▸ **Task instructions**
Transcribe the material word for word, but without the images.

++++++++++

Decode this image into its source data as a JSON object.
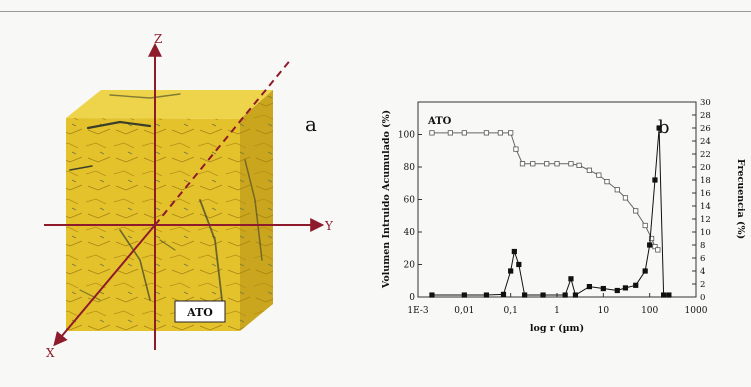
{
  "panel_a": {
    "label": "a",
    "axes": {
      "z": "Z",
      "y": "Y",
      "x": "X"
    },
    "sample_tag": "ATO",
    "colors": {
      "cube": "#e7c62e",
      "axis": "#8e1b2c"
    }
  },
  "panel_b": {
    "label": "b",
    "series_label": "ATO",
    "ylabel_left": "Volumen Intruido Acumulado (%)",
    "ylabel_right": "Frecuencia (%)",
    "xlabel": "log r (µm)",
    "xticks": [
      "1E-3",
      "0,01",
      "0,1",
      "1",
      "10",
      "100",
      "1000"
    ],
    "yticks_left": [
      "0",
      "20",
      "40",
      "60",
      "80",
      "100"
    ],
    "yticks_right": [
      "0",
      "2",
      "4",
      "6",
      "8",
      "10",
      "12",
      "14",
      "16",
      "18",
      "20",
      "22",
      "24",
      "26",
      "28",
      "30"
    ]
  },
  "chart_data": {
    "type": "line",
    "xscale": "log",
    "xlim": [
      0.001,
      1000
    ],
    "ylim": [
      0,
      120
    ],
    "y2lim": [
      0,
      30
    ],
    "grid": false,
    "series": [
      {
        "name": "ATO",
        "axis": "left",
        "marker": "open-square",
        "x": [
          0.002,
          0.005,
          0.01,
          0.03,
          0.06,
          0.1,
          0.13,
          0.18,
          0.3,
          0.6,
          1,
          2,
          3,
          5,
          8,
          12,
          20,
          30,
          50,
          80,
          110,
          130,
          150
        ],
        "y": [
          101,
          101,
          101,
          101,
          101,
          101,
          91,
          82,
          82,
          82,
          82,
          82,
          81,
          78,
          75,
          71,
          66,
          61,
          53,
          44,
          36,
          31,
          29
        ]
      },
      {
        "axis": "right",
        "marker": "filled-square",
        "x": [
          0.002,
          0.01,
          0.03,
          0.07,
          0.1,
          0.12,
          0.15,
          0.2,
          0.5,
          1.5,
          2,
          2.5,
          5,
          10,
          20,
          30,
          50,
          80,
          100,
          130,
          160,
          200,
          260
        ],
        "y": [
          0.3,
          0.3,
          0.3,
          0.4,
          4,
          7,
          5,
          0.3,
          0.3,
          0.3,
          2.8,
          0.3,
          1.6,
          1.3,
          1,
          1.4,
          1.8,
          4,
          8,
          18,
          26,
          0.3,
          0.3
        ]
      }
    ]
  }
}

++++++++++

▸ **Task output**
Decode this image into its source data as a JSON object.
{
  "panel_a": {
    "label": "a",
    "axes": {
      "z": "Z",
      "y": "Y",
      "x": "X"
    },
    "sample_tag": "ATO",
    "colors": {
      "cube": "#e7c62e",
      "axis": "#8e1b2c"
    }
  },
  "panel_b": {
    "label": "b",
    "series_label": "ATO",
    "ylabel_left": "Volumen Intruido Acumulado (%)",
    "ylabel_right": "Frecuencia (%)",
    "xlabel": "log r (µm)",
    "xticks": [
      "1E-3",
      "0,01",
      "0,1",
      "1",
      "10",
      "100",
      "1000"
    ],
    "yticks_left": [
      "0",
      "20",
      "40",
      "60",
      "80",
      "100"
    ],
    "yticks_right": [
      "0",
      "2",
      "4",
      "6",
      "8",
      "10",
      "12",
      "14",
      "16",
      "18",
      "20",
      "22",
      "24",
      "26",
      "28",
      "30"
    ]
  },
  "chart_data": {
    "type": "line",
    "xscale": "log",
    "xlim": [
      0.001,
      1000
    ],
    "ylim": [
      0,
      120
    ],
    "y2lim": [
      0,
      30
    ],
    "grid": false,
    "series": [
      {
        "name": "ATO",
        "axis": "left",
        "marker": "open-square",
        "x": [
          0.002,
          0.005,
          0.01,
          0.03,
          0.06,
          0.1,
          0.13,
          0.18,
          0.3,
          0.6,
          1,
          2,
          3,
          5,
          8,
          12,
          20,
          30,
          50,
          80,
          110,
          130,
          150
        ],
        "y": [
          101,
          101,
          101,
          101,
          101,
          101,
          91,
          82,
          82,
          82,
          82,
          82,
          81,
          78,
          75,
          71,
          66,
          61,
          53,
          44,
          36,
          31,
          29
        ]
      },
      {
        "axis": "right",
        "marker": "filled-square",
        "x": [
          0.002,
          0.01,
          0.03,
          0.07,
          0.1,
          0.12,
          0.15,
          0.2,
          0.5,
          1.5,
          2,
          2.5,
          5,
          10,
          20,
          30,
          50,
          80,
          100,
          130,
          160,
          200,
          260
        ],
        "y": [
          0.3,
          0.3,
          0.3,
          0.4,
          4,
          7,
          5,
          0.3,
          0.3,
          0.3,
          2.8,
          0.3,
          1.6,
          1.3,
          1,
          1.4,
          1.8,
          4,
          8,
          18,
          26,
          0.3,
          0.3
        ]
      }
    ]
  }
}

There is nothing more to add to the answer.